-- Start RECORDS --

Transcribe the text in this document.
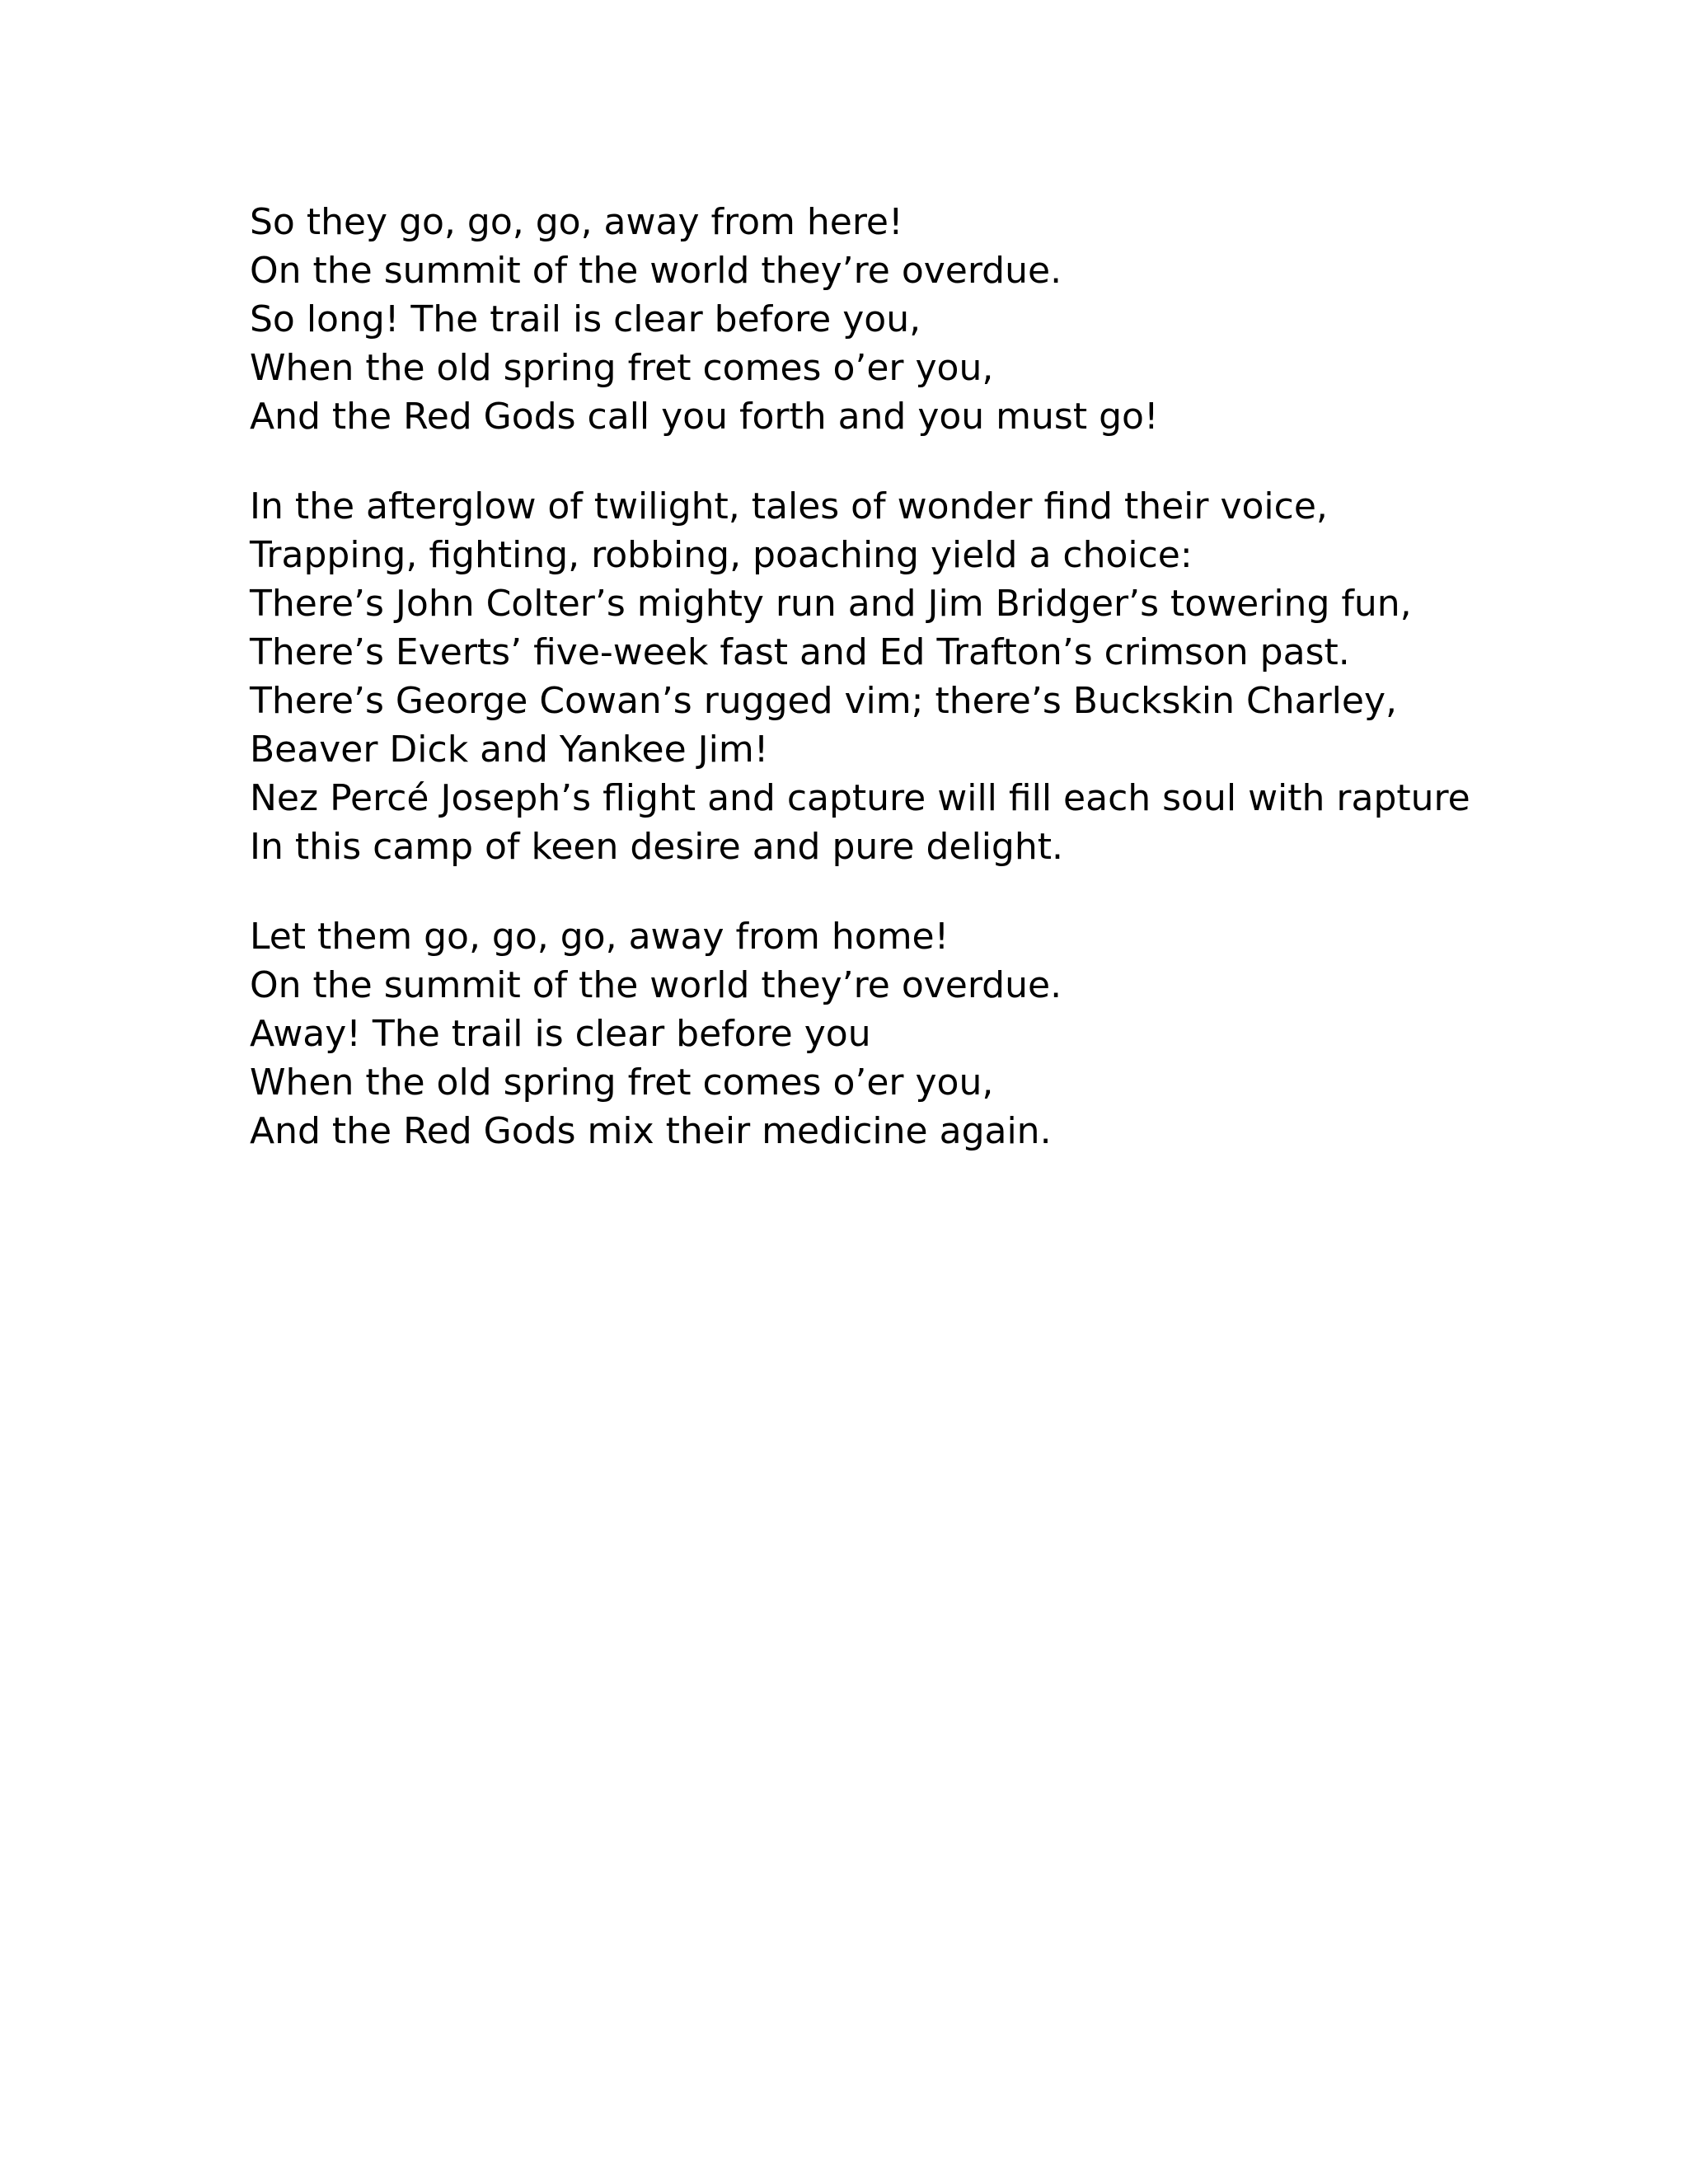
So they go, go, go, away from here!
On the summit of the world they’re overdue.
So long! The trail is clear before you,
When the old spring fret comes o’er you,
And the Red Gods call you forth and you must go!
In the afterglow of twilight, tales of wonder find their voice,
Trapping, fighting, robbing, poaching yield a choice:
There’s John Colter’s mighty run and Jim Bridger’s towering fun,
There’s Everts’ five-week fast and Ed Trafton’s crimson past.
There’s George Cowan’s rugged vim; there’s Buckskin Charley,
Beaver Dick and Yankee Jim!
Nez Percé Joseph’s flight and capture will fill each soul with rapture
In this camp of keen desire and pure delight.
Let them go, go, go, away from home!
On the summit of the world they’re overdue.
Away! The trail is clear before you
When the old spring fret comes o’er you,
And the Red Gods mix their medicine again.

-- End RECORDS --
-- Start RECORDS --

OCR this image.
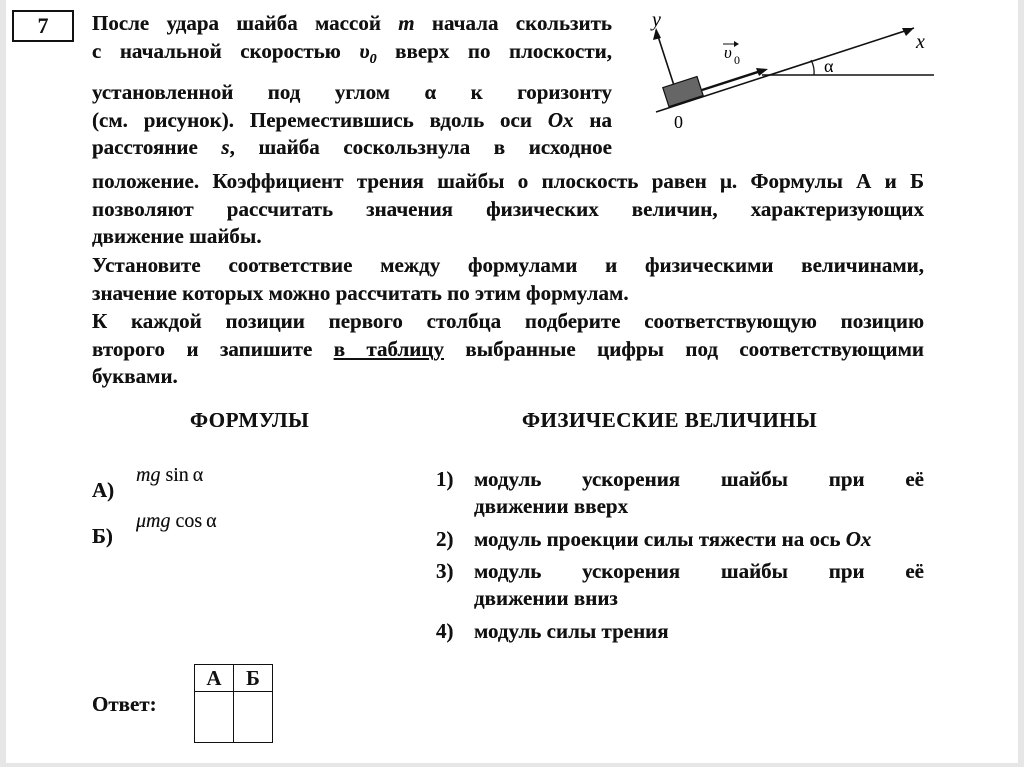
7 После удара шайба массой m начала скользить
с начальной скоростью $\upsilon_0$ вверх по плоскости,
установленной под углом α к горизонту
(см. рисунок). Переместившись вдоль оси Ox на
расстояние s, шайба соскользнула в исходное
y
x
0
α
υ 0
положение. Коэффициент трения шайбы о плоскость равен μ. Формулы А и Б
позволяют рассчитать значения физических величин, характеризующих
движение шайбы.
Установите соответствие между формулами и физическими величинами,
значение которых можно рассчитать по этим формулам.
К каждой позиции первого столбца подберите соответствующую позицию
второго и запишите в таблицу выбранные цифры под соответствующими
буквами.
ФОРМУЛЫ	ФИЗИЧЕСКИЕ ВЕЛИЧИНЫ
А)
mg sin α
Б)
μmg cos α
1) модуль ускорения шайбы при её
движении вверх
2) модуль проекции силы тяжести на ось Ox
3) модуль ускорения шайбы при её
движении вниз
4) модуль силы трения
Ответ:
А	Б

-- End RECORDS --

- TASK DIRECTIONS: Copy out each line of the entries that holds "рассчитать".

- WRITTEN RESPONSE:
позволяют рассчитать значения физических величин, характеризующих
значение которых можно рассчитать по этим формулам.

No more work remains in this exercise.